[Excerpts from a figure dataset]
-- START --
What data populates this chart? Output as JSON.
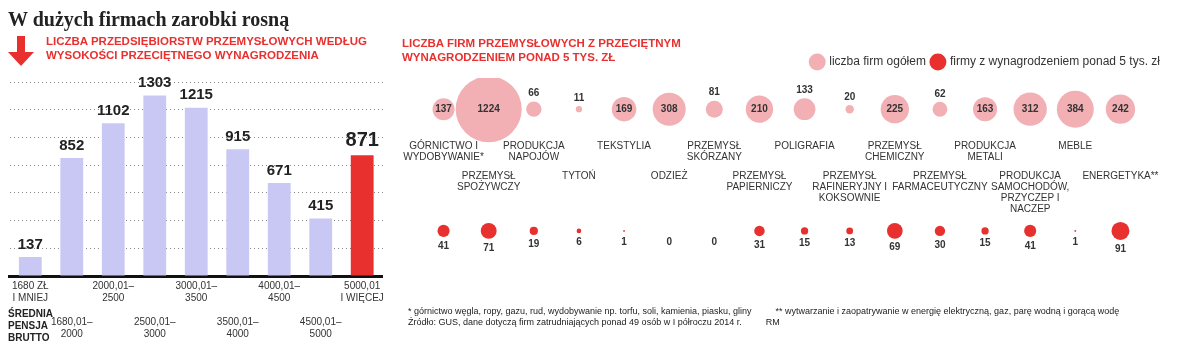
{
  "chart_data": [
    {
      "type": "bar",
      "title": "W dużych firmach zarobki rosną",
      "subtitle": "LICZBA PRZEDSIĘBIORSTW PRZEMYSŁOWYCH WEDŁUG WYSOKOŚCI PRZECIĘTNEGO WYNAGRODZENIA",
      "xlabel": "ŚREDNIA PENSJA BRUTTO",
      "categories": [
        "1680 ZŁ I MNIEJ",
        "1680,01–2000",
        "2000,01–2500",
        "2500,01–3000",
        "3000,01–3500",
        "3500,01–4000",
        "4000,01–4500",
        "4500,01–5000",
        "5000,01 I WIĘCEJ"
      ],
      "values": [
        137,
        852,
        1102,
        1303,
        1215,
        915,
        671,
        415,
        871
      ],
      "colors": [
        "#c9c8f4",
        "#c9c8f4",
        "#c9c8f4",
        "#c9c8f4",
        "#c9c8f4",
        "#c9c8f4",
        "#c9c8f4",
        "#c9c8f4",
        "#e8302e"
      ],
      "grid": "y",
      "tick_labels": "x",
      "data_labels": true
    },
    {
      "type": "other",
      "title": "LICZBA FIRM PRZEMYSŁOWYCH Z PRZECIĘTNYM WYNAGRODZENIEM PONAD 5 TYS. ZŁ",
      "categories": [
        "GÓRNICTWO I WYDOBYWANIE*",
        "PRZEMYSŁ SPOŻYWCZY",
        "PRODUKCJA NAPOJÓW",
        "TYTOŃ",
        "TEKSTYLIA",
        "ODZIEŻ",
        "PRZEMYSŁ SKÓRZANY",
        "PRZEMYSŁ PAPIERNICZY",
        "POLIGRAFIA",
        "PRZEMYSŁ RAFINERYJNY I KOKSOWNIE",
        "PRZEMYSŁ CHEMICZNY",
        "PRZEMYSŁ FARMACEUTYCZNY",
        "PRODUKCJA METALI",
        "PRODUKCJA SAMOCHODÓW, PRZYCZEP I NACZEP",
        "MEBLE",
        "ENERGETYKA**"
      ],
      "series": [
        {
          "name": "liczba firm ogółem",
          "color": "#f2b0b5",
          "values": [
            137,
            1224,
            66,
            11,
            169,
            308,
            81,
            210,
            133,
            20,
            225,
            62,
            163,
            312,
            384,
            242
          ]
        },
        {
          "name": "firmy z wynagrodzeniem ponad 5 tys. zł",
          "color": "#e8302e",
          "values": [
            41,
            71,
            19,
            6,
            1,
            0,
            0,
            31,
            15,
            13,
            69,
            30,
            15,
            41,
            1,
            91
          ]
        }
      ],
      "data_labels": true,
      "legend": "top right",
      "annotations": [
        "* górnictwo węgla, ropy, gazu, rud, wydobywanie np. torfu, soli, kamienia, piasku, gliny",
        "** wytwarzanie i zaopatrywanie w energię elektryczną, gaz, parę wodną i gorącą wodę",
        "Źródło: GUS, dane dotyczą firm zatrudniających ponad 49 osób w I półroczu 2014 r.",
        "RM"
      ]
    }
  ]
}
-- END --
# [THE EXERCISE]
Give the number of lines where the string "PRODUKCJA" occurs, without any further text.

# [RESPONSE FOR THIS EXERCISE]
3